**The problem:**
Note how many lines in the entries contain the string "label", then give that number and nothing else.

┄┄┄┄┄┄┄┄┄┄┄┄┄┄┄┄┄┄┄┄

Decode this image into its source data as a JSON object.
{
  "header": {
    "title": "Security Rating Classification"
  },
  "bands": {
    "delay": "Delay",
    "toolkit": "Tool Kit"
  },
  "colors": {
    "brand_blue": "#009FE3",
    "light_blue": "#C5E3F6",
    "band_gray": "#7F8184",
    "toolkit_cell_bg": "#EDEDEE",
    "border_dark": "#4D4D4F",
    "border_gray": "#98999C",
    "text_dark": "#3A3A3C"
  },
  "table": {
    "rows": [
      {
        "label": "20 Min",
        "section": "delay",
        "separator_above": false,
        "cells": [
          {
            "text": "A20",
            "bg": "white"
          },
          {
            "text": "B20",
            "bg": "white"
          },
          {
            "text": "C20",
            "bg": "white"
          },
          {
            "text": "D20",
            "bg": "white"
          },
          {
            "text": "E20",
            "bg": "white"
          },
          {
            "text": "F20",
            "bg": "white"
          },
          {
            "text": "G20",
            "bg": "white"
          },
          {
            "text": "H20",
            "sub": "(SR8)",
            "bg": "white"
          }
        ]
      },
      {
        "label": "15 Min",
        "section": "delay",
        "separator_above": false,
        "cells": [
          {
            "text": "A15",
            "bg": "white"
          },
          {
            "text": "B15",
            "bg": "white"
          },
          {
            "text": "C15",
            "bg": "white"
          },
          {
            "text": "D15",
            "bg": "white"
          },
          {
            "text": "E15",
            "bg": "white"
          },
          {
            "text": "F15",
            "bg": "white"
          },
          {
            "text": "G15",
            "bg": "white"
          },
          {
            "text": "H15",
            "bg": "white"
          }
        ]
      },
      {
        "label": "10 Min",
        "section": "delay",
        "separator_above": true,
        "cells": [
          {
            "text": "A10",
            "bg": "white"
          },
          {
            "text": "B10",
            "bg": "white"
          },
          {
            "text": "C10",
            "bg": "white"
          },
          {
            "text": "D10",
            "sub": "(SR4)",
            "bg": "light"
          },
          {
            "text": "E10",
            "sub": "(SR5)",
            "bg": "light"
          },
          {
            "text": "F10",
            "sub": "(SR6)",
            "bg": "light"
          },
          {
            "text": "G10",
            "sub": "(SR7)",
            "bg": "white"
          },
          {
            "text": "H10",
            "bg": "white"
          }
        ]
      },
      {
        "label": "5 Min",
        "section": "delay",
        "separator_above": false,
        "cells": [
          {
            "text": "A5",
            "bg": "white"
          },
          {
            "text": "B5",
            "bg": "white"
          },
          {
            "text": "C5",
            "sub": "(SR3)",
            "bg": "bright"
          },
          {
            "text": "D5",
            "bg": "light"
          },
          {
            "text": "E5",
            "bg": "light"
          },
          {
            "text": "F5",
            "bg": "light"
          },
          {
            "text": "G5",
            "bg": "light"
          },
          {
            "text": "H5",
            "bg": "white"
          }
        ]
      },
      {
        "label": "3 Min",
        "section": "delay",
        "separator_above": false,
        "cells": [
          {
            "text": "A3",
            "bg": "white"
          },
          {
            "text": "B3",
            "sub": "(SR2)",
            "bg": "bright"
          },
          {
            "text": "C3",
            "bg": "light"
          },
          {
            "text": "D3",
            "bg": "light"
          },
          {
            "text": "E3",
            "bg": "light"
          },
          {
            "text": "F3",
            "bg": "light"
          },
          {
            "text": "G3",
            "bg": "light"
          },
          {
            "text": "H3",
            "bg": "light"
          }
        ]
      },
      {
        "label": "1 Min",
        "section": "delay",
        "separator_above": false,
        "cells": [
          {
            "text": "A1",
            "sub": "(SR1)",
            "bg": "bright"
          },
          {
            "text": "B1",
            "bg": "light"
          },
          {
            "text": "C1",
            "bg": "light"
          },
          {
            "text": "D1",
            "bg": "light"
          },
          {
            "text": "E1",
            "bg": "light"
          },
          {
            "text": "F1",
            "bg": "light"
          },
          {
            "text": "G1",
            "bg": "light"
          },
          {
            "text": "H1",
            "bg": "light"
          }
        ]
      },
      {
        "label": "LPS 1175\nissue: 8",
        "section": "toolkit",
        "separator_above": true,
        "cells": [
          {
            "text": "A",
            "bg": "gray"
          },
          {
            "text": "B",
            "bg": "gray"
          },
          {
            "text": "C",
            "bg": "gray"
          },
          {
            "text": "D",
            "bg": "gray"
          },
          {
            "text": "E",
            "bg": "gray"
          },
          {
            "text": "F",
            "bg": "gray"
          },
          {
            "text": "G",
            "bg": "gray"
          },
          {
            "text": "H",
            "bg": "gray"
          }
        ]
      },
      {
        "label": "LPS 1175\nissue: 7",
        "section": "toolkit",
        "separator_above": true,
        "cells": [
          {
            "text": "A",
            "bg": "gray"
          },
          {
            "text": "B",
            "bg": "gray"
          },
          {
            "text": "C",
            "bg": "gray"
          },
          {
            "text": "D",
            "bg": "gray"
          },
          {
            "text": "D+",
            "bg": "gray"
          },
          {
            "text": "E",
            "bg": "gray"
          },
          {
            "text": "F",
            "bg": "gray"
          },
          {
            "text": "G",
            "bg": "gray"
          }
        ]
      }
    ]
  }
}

┄┄┄┄┄┄┄┄┄┄┄┄┄┄┄┄┄┄┄┄

**Correct output:**
8